*DESCRIPTION OF THE TASK:* Using the data below, gather each line that includes the word "JSON".

*Extracted data entries:*
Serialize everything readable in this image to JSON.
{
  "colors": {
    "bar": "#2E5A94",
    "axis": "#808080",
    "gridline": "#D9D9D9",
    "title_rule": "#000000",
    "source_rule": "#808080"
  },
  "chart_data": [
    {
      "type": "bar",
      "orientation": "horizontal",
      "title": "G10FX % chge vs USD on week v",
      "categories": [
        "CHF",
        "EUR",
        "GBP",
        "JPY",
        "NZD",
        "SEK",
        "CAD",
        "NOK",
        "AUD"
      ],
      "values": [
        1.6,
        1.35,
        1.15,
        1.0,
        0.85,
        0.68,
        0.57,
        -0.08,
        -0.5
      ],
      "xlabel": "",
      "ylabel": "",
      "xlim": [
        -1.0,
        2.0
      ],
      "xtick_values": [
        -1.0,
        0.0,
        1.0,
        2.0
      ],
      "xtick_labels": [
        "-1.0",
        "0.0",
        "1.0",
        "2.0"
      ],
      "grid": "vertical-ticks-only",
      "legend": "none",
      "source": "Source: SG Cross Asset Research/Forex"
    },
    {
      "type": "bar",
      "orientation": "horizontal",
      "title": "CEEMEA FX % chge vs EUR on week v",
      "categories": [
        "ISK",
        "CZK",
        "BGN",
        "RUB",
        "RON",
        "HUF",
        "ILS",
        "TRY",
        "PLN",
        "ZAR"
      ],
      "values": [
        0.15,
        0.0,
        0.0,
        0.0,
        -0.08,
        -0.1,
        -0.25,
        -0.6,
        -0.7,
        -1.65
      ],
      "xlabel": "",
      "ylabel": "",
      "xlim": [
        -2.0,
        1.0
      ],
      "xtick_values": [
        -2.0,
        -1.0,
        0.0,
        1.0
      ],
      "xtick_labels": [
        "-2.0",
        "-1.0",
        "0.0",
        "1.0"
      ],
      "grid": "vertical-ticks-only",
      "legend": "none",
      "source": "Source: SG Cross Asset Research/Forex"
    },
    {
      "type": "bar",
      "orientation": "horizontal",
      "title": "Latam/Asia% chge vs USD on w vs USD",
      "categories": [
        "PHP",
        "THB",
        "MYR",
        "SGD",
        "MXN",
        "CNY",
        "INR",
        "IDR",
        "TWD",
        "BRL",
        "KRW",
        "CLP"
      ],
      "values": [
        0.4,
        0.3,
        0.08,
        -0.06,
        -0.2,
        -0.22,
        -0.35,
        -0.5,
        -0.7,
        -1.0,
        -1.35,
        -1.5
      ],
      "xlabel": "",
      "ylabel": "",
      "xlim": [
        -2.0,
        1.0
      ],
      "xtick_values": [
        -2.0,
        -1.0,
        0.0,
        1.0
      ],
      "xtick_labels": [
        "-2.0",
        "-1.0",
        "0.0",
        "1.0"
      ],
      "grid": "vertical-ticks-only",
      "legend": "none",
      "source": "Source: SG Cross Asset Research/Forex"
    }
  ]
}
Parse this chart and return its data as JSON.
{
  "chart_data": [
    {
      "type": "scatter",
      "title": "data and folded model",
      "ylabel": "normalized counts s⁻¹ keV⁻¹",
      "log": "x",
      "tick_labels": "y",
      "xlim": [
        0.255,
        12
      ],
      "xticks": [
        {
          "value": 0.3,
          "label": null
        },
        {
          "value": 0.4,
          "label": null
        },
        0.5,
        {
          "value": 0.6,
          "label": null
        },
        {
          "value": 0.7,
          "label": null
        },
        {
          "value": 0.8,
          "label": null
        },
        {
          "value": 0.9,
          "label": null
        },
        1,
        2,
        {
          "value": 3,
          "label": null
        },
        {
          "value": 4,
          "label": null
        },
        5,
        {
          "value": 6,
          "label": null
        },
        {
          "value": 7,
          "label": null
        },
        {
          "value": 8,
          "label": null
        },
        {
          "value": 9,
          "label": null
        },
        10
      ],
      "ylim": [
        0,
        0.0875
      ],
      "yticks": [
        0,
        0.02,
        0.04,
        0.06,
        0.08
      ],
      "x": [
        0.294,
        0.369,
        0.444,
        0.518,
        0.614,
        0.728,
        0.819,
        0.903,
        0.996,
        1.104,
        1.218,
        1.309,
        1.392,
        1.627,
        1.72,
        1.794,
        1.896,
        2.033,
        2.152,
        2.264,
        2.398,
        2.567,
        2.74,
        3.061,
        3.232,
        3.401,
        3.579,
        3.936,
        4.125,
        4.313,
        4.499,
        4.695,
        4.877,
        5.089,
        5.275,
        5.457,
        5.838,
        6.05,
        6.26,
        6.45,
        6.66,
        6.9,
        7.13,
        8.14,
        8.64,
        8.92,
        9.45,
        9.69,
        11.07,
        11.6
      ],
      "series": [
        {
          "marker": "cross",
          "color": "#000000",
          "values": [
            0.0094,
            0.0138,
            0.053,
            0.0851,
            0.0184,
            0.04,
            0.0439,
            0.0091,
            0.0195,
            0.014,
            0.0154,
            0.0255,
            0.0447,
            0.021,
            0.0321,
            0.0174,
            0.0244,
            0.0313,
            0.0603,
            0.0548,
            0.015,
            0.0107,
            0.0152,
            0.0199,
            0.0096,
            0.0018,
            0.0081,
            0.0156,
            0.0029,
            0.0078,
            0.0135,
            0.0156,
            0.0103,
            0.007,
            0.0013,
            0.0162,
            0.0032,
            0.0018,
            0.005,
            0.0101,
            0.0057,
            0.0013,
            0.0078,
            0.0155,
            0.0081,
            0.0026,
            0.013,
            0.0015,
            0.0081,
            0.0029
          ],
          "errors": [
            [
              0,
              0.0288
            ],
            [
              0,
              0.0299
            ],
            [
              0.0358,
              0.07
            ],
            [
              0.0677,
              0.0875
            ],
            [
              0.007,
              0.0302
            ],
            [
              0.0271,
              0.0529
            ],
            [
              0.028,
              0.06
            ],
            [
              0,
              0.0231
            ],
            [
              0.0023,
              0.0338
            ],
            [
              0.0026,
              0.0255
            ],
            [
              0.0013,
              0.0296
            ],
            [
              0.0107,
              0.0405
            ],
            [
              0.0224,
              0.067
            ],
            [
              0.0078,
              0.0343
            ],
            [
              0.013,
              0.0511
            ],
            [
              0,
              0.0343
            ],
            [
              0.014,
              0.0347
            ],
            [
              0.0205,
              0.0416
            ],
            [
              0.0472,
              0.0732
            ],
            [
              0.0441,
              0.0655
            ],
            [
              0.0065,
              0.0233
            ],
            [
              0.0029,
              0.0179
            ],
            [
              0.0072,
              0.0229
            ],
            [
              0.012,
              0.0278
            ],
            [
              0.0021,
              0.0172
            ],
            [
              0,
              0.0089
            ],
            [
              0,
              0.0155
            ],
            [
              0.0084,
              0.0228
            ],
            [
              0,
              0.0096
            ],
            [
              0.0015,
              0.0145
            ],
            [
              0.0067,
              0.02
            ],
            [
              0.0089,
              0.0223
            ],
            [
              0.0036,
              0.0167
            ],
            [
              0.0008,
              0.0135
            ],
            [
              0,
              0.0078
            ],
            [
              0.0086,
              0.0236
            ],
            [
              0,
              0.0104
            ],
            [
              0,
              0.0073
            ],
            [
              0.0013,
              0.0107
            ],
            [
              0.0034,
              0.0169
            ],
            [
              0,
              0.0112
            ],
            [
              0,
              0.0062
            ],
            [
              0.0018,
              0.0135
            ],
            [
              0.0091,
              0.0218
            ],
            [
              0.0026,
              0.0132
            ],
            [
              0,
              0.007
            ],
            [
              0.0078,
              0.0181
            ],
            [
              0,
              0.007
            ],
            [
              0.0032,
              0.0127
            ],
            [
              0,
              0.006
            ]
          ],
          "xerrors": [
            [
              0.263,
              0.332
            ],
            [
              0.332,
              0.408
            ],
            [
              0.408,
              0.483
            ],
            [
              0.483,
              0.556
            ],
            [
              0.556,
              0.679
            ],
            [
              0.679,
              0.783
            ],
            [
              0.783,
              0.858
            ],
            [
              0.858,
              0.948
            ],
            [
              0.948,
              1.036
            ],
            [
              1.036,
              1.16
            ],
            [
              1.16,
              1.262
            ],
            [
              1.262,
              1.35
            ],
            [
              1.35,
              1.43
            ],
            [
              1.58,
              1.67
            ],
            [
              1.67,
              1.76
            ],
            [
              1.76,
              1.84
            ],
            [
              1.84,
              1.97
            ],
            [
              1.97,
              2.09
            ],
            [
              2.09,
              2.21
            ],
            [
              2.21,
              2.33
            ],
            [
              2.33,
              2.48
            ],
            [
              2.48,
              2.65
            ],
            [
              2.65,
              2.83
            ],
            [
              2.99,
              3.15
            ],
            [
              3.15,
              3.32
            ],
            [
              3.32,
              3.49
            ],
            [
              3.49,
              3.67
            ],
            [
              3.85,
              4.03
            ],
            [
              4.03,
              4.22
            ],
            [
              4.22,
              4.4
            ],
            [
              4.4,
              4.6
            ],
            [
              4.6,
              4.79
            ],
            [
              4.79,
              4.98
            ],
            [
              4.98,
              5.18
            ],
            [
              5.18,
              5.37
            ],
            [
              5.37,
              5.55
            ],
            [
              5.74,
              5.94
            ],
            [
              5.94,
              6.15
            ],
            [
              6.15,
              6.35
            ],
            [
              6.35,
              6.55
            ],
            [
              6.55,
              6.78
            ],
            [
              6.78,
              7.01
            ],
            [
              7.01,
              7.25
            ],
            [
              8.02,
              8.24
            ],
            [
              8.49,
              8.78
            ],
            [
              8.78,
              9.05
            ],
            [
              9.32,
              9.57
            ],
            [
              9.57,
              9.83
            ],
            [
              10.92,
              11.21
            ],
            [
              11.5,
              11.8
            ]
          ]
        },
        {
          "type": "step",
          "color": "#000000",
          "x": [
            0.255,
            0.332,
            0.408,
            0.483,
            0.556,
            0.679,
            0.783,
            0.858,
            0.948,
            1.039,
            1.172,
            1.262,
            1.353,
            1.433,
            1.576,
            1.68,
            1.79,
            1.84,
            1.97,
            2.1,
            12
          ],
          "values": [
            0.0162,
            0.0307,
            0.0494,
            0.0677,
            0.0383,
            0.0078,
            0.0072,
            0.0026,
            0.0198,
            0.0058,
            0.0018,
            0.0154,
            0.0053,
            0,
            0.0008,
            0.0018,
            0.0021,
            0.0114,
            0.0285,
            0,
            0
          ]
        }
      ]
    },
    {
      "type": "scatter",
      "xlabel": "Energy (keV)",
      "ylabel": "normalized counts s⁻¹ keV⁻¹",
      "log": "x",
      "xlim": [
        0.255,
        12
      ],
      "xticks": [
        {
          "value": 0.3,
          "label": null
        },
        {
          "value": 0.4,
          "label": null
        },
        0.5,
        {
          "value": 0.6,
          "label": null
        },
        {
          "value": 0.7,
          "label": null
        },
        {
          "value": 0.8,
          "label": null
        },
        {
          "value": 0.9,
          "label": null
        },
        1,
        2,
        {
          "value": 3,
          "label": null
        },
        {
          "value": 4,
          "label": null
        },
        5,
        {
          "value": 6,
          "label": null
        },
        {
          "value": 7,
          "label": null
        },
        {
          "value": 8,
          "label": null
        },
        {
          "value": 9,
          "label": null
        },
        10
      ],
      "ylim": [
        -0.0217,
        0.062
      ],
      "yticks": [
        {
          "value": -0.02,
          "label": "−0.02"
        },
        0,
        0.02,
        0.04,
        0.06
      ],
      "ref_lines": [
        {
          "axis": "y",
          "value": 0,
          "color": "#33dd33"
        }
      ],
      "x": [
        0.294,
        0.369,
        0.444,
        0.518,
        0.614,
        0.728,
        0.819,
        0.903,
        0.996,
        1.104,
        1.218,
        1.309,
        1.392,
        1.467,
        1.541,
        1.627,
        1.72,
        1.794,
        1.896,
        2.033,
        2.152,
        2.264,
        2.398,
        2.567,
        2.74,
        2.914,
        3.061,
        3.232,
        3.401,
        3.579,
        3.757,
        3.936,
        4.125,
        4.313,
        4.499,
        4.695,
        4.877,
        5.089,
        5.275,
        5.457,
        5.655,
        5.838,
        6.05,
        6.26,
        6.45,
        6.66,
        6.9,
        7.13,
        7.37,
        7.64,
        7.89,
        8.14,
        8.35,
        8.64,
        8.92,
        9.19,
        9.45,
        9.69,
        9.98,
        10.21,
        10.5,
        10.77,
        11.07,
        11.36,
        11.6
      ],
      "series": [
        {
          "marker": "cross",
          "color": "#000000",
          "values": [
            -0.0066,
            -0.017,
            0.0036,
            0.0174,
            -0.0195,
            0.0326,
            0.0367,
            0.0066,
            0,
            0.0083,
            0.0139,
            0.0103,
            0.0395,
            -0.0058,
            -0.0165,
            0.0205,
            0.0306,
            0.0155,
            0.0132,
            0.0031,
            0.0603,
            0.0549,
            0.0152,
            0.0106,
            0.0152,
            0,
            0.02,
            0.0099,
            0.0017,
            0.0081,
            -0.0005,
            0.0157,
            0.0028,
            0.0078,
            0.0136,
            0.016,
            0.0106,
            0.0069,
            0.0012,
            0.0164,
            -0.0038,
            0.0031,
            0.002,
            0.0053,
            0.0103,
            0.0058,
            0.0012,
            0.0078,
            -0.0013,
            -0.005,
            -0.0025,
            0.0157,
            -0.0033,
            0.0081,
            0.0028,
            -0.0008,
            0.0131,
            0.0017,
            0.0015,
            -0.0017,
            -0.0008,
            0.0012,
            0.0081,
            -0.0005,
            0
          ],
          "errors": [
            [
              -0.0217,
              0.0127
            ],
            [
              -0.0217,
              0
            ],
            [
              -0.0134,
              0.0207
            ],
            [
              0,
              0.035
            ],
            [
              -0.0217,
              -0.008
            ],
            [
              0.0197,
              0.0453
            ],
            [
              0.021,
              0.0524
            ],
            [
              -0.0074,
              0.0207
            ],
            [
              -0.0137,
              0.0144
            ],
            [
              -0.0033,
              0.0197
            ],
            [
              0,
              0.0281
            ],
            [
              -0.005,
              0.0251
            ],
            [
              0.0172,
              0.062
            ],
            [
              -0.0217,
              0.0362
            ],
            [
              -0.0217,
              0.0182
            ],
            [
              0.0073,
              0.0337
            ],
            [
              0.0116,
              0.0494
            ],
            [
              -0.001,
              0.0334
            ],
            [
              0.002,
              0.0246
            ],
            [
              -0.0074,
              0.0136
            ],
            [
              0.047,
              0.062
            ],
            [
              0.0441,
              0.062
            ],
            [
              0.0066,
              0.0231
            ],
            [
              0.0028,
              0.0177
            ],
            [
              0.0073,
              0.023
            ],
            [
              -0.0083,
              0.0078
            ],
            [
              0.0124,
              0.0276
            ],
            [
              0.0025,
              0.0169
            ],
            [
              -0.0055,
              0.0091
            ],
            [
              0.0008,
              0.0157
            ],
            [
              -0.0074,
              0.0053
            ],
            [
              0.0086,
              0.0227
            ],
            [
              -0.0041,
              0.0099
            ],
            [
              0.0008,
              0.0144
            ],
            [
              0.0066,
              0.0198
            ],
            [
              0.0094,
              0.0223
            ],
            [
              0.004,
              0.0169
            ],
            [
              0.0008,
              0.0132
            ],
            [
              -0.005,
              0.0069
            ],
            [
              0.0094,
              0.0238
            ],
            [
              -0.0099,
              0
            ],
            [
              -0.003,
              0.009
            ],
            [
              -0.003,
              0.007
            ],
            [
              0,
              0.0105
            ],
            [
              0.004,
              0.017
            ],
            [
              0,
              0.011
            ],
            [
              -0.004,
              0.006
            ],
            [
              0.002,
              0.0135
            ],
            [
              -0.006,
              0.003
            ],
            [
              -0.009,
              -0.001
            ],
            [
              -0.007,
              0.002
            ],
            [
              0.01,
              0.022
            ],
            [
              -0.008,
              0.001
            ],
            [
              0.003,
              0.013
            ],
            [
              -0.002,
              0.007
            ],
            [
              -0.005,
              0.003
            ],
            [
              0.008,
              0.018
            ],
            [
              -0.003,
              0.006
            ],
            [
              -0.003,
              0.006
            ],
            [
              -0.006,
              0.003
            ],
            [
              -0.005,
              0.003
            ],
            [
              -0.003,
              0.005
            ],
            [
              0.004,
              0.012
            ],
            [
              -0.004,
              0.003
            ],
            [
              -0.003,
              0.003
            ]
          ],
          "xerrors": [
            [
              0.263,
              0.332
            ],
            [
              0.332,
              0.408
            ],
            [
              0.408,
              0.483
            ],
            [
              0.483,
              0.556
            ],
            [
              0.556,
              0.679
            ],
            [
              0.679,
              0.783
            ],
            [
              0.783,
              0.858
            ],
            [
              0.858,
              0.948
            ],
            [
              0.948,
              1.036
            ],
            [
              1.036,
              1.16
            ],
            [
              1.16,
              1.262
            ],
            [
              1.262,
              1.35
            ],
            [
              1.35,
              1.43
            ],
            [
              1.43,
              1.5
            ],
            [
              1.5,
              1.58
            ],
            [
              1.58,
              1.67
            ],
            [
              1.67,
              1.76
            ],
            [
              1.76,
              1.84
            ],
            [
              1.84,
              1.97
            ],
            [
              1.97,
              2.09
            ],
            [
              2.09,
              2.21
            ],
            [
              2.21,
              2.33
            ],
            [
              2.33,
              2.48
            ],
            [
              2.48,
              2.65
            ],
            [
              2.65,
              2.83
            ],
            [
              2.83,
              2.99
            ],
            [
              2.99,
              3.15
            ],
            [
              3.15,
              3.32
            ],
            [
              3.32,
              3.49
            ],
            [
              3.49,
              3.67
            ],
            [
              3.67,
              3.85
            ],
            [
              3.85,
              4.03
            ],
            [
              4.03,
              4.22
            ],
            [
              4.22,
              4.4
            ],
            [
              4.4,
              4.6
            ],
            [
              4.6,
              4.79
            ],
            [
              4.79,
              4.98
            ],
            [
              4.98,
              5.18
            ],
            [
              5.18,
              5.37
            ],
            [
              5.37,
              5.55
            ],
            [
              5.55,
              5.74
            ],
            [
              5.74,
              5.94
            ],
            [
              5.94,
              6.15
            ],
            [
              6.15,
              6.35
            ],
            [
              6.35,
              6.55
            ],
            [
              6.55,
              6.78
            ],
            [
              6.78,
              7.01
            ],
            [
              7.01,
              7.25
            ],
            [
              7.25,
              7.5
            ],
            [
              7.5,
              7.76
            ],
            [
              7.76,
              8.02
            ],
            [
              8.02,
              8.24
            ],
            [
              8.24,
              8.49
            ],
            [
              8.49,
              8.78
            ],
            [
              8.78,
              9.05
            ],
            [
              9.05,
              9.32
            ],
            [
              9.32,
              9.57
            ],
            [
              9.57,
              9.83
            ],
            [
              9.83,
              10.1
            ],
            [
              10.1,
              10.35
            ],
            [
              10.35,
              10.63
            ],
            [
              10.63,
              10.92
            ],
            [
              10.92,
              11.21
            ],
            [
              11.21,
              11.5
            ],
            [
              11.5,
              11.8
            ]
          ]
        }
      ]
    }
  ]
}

*CORRECT RESPONSE:*
Serialize everything readable in this image to JSON.
Parse this chart and return its data as JSON.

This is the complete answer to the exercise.